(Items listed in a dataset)
Start

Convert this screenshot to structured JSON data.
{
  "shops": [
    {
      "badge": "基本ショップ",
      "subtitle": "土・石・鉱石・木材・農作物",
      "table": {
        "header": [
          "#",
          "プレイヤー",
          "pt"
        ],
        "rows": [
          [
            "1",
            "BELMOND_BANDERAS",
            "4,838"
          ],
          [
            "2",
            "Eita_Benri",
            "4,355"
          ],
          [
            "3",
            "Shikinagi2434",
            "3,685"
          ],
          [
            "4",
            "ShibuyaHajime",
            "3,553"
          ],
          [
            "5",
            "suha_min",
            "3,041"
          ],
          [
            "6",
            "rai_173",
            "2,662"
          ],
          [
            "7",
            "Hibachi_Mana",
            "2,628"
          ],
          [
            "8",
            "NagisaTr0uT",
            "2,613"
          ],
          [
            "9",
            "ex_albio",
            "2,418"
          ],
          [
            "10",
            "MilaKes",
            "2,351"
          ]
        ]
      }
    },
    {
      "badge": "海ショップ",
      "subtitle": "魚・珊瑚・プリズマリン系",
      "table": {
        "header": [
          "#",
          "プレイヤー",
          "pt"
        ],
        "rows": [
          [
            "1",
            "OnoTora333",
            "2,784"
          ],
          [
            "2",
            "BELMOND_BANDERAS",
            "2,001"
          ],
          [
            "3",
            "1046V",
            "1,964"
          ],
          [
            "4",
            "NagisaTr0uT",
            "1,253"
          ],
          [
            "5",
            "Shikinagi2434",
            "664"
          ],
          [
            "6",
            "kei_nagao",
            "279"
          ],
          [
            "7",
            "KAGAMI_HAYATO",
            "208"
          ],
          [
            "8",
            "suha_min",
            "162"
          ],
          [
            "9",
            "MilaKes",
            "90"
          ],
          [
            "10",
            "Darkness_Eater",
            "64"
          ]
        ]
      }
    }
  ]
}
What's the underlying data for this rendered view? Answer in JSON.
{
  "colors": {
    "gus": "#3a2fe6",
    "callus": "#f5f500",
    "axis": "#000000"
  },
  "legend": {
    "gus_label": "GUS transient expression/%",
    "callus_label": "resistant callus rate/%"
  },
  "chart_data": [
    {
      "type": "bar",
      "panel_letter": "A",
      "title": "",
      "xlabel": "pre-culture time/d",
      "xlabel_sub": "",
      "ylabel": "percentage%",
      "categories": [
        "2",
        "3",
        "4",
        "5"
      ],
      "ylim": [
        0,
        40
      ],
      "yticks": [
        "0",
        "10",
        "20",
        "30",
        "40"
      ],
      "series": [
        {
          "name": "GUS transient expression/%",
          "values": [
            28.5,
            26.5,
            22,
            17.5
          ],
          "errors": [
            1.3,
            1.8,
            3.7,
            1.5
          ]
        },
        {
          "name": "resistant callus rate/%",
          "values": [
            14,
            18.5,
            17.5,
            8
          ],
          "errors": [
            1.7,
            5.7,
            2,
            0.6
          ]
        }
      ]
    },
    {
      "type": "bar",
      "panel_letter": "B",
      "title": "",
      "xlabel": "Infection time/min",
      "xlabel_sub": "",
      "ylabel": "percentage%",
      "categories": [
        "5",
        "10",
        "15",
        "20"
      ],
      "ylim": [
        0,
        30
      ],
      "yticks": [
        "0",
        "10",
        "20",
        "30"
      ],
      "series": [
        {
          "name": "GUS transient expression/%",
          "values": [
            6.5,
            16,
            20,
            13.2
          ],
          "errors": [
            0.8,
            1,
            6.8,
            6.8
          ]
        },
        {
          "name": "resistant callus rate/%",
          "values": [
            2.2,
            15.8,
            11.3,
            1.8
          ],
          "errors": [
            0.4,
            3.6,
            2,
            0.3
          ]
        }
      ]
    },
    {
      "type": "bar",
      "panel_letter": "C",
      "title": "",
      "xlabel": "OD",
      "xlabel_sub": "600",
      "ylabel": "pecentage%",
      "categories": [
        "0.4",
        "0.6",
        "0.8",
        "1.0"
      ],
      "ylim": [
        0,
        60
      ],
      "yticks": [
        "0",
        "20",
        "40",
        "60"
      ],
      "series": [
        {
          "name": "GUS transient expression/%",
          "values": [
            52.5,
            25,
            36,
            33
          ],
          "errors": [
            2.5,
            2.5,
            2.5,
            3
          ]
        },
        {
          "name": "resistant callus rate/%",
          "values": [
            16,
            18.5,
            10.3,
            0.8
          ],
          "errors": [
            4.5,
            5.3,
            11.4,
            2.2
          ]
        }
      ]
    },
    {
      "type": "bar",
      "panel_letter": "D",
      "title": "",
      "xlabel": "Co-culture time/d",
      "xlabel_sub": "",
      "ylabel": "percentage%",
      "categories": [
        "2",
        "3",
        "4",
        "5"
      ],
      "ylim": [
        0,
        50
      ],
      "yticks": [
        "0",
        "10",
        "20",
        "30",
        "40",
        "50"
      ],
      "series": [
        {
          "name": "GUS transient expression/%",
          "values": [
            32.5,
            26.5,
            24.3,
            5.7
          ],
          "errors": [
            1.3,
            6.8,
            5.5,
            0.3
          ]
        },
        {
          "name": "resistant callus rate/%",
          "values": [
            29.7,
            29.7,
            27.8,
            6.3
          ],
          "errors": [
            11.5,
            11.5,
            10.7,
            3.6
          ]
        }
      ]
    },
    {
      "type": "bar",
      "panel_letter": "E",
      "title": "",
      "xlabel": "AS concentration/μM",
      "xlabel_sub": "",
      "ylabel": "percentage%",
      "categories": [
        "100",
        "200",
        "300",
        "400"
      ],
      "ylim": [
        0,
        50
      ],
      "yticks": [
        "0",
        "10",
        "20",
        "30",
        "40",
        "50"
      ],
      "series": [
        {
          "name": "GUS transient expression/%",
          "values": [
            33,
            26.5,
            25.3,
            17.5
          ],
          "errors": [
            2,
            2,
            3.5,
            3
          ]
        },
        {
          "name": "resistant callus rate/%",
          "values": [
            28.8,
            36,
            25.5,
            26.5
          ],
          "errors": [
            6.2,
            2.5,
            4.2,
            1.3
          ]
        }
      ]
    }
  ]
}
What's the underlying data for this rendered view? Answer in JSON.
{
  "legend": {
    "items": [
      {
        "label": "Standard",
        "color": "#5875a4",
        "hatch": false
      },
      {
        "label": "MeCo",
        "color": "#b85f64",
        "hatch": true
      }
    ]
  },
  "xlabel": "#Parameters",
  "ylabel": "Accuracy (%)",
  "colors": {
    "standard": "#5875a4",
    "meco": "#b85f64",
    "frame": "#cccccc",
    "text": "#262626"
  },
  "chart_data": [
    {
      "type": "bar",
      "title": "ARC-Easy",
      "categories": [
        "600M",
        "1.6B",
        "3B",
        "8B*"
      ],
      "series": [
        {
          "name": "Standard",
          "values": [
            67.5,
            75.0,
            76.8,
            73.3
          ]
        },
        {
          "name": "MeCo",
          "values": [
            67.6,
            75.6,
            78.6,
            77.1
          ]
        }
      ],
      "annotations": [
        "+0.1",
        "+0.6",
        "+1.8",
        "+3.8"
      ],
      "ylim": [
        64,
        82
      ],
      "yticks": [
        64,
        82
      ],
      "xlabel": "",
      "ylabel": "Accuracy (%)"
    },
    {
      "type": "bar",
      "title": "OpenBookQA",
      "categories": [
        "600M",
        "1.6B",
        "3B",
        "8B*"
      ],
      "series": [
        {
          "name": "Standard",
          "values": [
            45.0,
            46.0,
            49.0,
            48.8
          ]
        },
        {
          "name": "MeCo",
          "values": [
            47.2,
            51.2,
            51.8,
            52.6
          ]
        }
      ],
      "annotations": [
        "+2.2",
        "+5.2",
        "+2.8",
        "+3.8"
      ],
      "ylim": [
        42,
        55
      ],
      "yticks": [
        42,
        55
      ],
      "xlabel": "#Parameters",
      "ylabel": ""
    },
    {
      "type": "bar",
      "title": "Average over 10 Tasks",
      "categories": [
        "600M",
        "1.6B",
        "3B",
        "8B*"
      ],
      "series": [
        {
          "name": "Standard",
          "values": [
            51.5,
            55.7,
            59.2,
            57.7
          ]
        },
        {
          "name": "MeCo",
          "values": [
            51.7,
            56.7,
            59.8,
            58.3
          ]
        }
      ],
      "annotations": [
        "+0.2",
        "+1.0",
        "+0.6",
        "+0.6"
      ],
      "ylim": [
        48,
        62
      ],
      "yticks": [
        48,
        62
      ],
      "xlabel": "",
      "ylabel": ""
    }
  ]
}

End

SET EXERCISE
Sift through the entries and copy every line with "subtitle".

RESPONSE TO THIS TASK
      "subtitle": "土・石・鉱石・木材・農作物",
      "subtitle": "魚・珊瑚・プリズマリン系",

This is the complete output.